> The problem:
Give a verbatim copy of the lines below, minus the pictures.

Collected data
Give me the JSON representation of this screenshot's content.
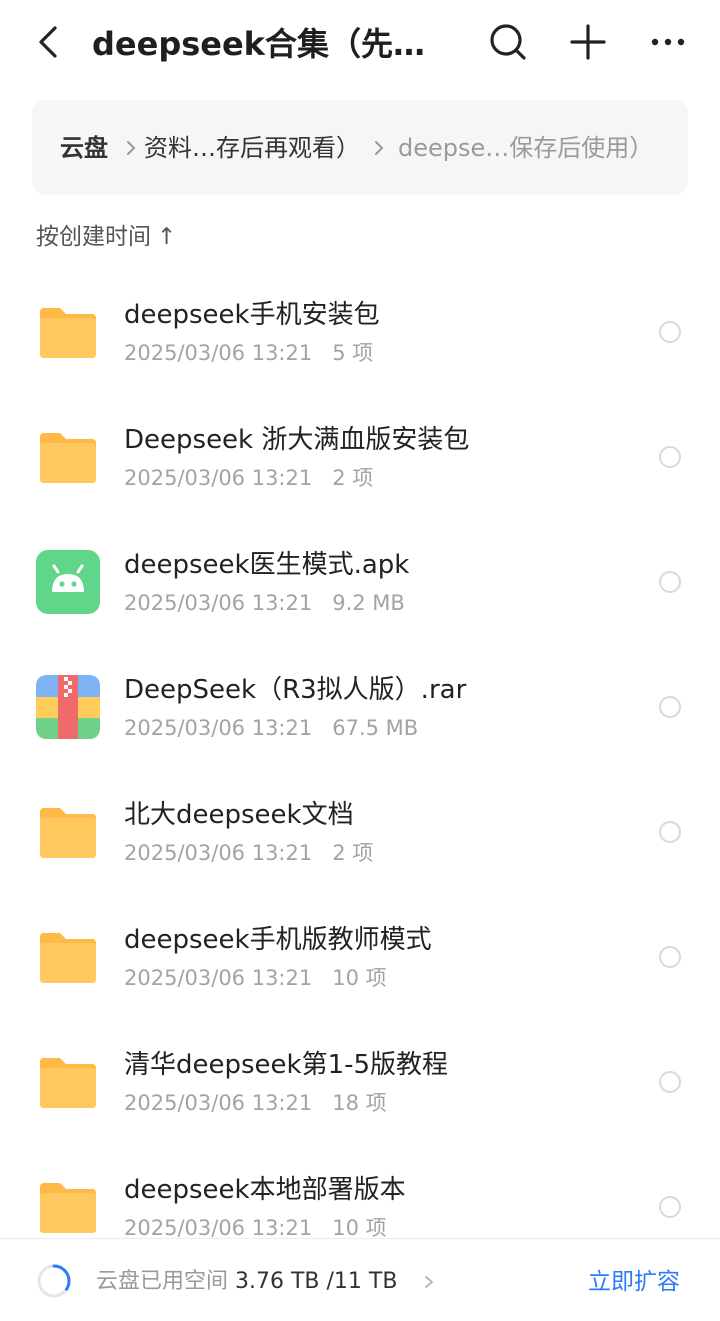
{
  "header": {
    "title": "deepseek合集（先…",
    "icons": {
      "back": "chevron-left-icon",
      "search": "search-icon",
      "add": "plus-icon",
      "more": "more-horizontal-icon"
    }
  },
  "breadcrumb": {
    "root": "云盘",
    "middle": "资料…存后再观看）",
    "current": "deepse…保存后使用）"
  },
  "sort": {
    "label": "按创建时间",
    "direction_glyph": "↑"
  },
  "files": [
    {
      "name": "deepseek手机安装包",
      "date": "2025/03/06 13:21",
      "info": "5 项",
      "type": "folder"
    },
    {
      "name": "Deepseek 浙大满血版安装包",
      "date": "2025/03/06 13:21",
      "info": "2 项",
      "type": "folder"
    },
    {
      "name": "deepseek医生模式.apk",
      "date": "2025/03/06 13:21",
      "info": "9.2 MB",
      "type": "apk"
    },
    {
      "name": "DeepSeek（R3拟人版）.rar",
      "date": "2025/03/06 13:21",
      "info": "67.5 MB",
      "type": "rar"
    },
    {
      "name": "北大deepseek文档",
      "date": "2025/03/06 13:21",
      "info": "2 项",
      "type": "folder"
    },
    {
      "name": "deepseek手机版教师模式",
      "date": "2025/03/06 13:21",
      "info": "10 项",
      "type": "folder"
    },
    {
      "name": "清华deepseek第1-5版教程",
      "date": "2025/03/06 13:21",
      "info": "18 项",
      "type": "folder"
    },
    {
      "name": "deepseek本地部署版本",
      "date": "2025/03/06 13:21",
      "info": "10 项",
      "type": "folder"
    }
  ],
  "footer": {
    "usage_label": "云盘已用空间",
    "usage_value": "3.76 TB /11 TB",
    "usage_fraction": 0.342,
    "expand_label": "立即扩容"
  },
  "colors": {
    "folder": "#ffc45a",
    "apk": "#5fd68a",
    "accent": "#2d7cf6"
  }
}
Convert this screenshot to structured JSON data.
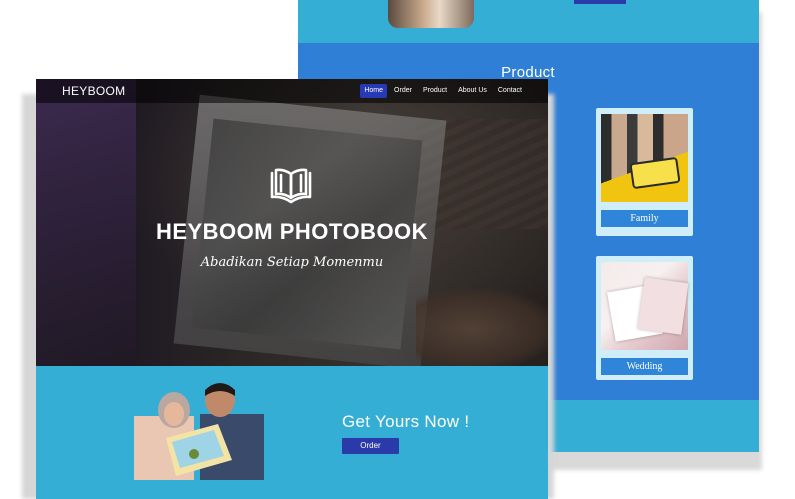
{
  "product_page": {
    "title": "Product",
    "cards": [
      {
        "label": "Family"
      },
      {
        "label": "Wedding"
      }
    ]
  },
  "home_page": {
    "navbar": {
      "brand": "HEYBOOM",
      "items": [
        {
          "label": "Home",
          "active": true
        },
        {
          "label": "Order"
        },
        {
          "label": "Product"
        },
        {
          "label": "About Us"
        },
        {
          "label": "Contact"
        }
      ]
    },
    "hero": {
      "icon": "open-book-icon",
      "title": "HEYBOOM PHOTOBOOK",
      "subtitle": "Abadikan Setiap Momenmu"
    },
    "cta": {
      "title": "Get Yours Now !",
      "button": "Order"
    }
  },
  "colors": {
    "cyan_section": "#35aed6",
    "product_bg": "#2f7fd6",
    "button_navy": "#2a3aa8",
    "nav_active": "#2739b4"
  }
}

> Reply to the exercise:
Give me the JSON representation of this screenshot's content.
{
  "header": {
    "title": "deepseek合集（先…",
    "icons": {
      "back": "chevron-left-icon",
      "search": "search-icon",
      "add": "plus-icon",
      "more": "more-horizontal-icon"
    }
  },
  "breadcrumb": {
    "root": "云盘",
    "middle": "资料…存后再观看）",
    "current": "deepse…保存后使用）"
  },
  "sort": {
    "label": "按创建时间",
    "direction_glyph": "↑"
  },
  "files": [
    {
      "name": "deepseek手机安装包",
      "date": "2025/03/06 13:21",
      "info": "5 项",
      "type": "folder"
    },
    {
      "name": "Deepseek 浙大满血版安装包",
      "date": "2025/03/06 13:21",
      "info": "2 项",
      "type": "folder"
    },
    {
      "name": "deepseek医生模式.apk",
      "date": "2025/03/06 13:21",
      "info": "9.2 MB",
      "type": "apk"
    },
    {
      "name": "DeepSeek（R3拟人版）.rar",
      "date": "2025/03/06 13:21",
      "info": "67.5 MB",
      "type": "rar"
    },
    {
      "name": "北大deepseek文档",
      "date": "2025/03/06 13:21",
      "info": "2 项",
      "type": "folder"
    },
    {
      "name": "deepseek手机版教师模式",
      "date": "2025/03/06 13:21",
      "info": "10 项",
      "type": "folder"
    },
    {
      "name": "清华deepseek第1-5版教程",
      "date": "2025/03/06 13:21",
      "info": "18 项",
      "type": "folder"
    },
    {
      "name": "deepseek本地部署版本",
      "date": "2025/03/06 13:21",
      "info": "10 项",
      "type": "folder"
    }
  ],
  "footer": {
    "usage_label": "云盘已用空间",
    "usage_value": "3.76 TB /11 TB",
    "usage_fraction": 0.342,
    "expand_label": "立即扩容"
  },
  "colors": {
    "folder": "#ffc45a",
    "apk": "#5fd68a",
    "accent": "#2d7cf6"
  }
}
Convert this screenshot to structured JSON data.
{
  "product_page": {
    "title": "Product",
    "cards": [
      {
        "label": "Family"
      },
      {
        "label": "Wedding"
      }
    ]
  },
  "home_page": {
    "navbar": {
      "brand": "HEYBOOM",
      "items": [
        {
          "label": "Home",
          "active": true
        },
        {
          "label": "Order"
        },
        {
          "label": "Product"
        },
        {
          "label": "About Us"
        },
        {
          "label": "Contact"
        }
      ]
    },
    "hero": {
      "icon": "open-book-icon",
      "title": "HEYBOOM PHOTOBOOK",
      "subtitle": "Abadikan Setiap Momenmu"
    },
    "cta": {
      "title": "Get Yours Now !",
      "button": "Order"
    }
  },
  "colors": {
    "cyan_section": "#35aed6",
    "product_bg": "#2f7fd6",
    "button_navy": "#2a3aa8",
    "nav_active": "#2739b4"
  }
}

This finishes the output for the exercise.